### Requirements
Look for "JSON" in the listing below. Gather each line that contains it.

### Available records

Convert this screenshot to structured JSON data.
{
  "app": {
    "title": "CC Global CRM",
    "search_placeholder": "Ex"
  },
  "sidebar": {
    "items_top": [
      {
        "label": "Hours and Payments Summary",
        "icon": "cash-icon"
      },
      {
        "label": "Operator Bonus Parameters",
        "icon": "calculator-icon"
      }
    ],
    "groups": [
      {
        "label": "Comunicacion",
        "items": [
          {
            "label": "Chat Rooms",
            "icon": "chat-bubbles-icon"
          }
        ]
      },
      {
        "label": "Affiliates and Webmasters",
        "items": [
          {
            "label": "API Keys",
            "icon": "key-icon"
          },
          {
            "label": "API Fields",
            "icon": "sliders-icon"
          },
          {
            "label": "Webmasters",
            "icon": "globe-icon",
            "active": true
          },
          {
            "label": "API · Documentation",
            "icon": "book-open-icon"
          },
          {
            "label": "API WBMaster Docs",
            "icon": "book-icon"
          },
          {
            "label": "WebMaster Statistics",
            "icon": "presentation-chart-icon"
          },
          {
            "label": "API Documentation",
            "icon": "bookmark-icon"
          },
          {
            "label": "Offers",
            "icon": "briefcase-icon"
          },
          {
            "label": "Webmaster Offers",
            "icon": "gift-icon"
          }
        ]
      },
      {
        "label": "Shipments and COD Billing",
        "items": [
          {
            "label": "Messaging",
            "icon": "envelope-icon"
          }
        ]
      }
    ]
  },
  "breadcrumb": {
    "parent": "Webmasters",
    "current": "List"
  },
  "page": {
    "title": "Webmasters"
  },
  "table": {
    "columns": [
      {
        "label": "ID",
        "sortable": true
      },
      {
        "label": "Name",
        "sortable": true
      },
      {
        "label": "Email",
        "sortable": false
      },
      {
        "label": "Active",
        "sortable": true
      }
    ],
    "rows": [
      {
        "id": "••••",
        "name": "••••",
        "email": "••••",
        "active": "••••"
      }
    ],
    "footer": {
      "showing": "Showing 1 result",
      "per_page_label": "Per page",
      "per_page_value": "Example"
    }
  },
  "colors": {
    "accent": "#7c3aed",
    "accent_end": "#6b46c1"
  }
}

...

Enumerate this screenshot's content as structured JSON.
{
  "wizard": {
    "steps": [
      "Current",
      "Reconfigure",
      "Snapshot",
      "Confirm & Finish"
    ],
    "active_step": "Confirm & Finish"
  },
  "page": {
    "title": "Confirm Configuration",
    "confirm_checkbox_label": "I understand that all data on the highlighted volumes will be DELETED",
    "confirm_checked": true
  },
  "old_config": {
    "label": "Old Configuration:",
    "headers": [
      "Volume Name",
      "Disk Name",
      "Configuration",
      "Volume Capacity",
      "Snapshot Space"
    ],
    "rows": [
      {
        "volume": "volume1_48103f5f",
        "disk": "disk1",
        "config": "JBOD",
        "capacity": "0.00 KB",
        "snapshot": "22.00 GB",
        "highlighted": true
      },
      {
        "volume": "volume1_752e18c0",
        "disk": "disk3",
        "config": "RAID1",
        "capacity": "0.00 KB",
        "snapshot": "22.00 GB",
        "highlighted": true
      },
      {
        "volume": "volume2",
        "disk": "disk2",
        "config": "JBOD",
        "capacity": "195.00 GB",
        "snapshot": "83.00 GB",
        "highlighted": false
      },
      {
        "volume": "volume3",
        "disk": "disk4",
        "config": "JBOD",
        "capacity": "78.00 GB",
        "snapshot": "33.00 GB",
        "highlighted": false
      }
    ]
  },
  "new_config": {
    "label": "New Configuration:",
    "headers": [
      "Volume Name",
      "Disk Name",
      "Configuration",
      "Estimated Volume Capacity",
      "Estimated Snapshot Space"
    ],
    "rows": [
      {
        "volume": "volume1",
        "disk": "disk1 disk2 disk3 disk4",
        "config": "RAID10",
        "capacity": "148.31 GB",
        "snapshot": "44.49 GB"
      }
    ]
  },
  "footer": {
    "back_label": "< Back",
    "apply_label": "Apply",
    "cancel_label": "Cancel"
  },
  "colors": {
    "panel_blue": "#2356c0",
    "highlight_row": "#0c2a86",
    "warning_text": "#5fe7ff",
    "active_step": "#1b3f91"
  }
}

### Answer to this exercise
Convert this screenshot to structured JSON data.
Enumerate this screenshot's content as structured JSON.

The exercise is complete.